**Testo fornito**
:::
Qualcosa, quindi, passando dall’astratto al concreto evidentemente non funziona. E lo dimostrano proprio le dinamiche della contrattazione. Giusto tutelarla a difesa del fondamentale ruolo dell’intermediazione sociale. Tuttavia non si può fare a meno di ricordare che anche la contrattazione è affetta da un gravissimo problema: i rinnovi contrattuali giungono sempre, ormai, con ritardi per altro più prolungati col passare del tempo.

La principale e più valida tutela del salario, quindi, risulta in effetti poco efficace: quando si rinnovano contratti di un triennio due, tre o quattro anni dopo la scadenza, quel rinnovo non può certo essere adeguato agli indici dei costi della vita che nel frattempo hanno corso di più.

Finché si è stati in periodi di bassa inflazione queste gravi disfunzioni della contrattazione sono quasi passate sotto traccia: ora sono deflagrate.

Fa un po’ pensare che tra le soluzioni ipotizzate in questi giorni vi sia quella di concedere “premi” alle aziende qualora i contratti siano rinnovati tempestivamente. Come dire che il ritardo è evento normale, tollerabile, connaturato, mentre la puntualità talmente eccezionale ed unica, da meritare addirittura un premio.
:::
**Materiale di partenza**
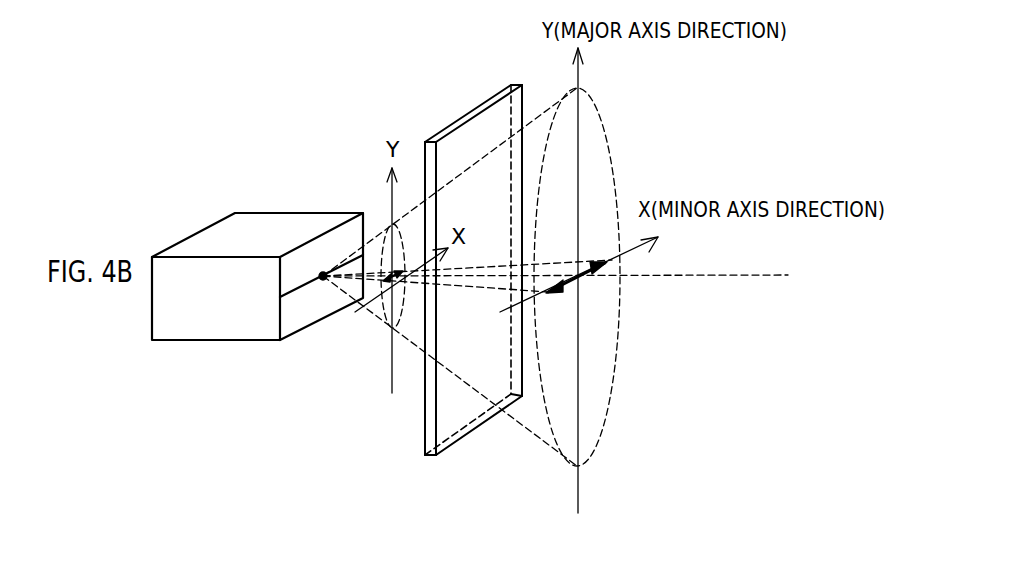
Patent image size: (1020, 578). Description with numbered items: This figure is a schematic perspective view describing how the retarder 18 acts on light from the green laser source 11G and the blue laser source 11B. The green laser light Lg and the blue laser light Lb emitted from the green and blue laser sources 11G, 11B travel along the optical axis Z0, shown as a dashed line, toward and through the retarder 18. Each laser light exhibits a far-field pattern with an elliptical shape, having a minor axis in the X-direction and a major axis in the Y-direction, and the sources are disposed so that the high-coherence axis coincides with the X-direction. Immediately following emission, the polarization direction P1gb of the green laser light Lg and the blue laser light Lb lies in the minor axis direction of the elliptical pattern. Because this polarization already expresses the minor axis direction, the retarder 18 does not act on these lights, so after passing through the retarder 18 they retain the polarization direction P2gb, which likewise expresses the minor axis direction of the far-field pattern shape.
:::
**Obiettivi**
#1 Rispondi a queste domande sul testo sulla contrattazione:
(a) Quale gravissimo problema affligge la contrattazione?
(b) In quali periodi le disfunzioni della contrattazione sono quasi passate sotto traccia?
(c) Quale soluzione, tra quelle ipotizzate in questi giorni, viene citata?
#2 Cita parola per parola dal testo sulla contrattazione il passo che va da "La principale e" fino a "corso di più." compreso.
#3 Elenca i tre aggettivi con cui, nell'ultimo paragrafo del testo sulla contrattazione, il ritardo viene qualificato come evento.

**Soluzioni**
#1
(a) I rinnovi contrattuali arrivano sempre in ritardo, e i ritardi diventano più prolungati col passare del tempo.
(b) Nei periodi di bassa inflazione.
(c) Concedere "premi" alle aziende qualora i contratti siano rinnovati tempestivamente.

#2
La principale e più valida tutela del salario, quindi, risulta in effetti poco efficace: quando si rinnovano contratti di un triennio due, tre o quattro anni dopo la scadenza, quel rinnovo non può certo essere adeguato agli indici dei costi della vita che nel frattempo hanno corso di più.

#3 normale; tollerabile; connaturato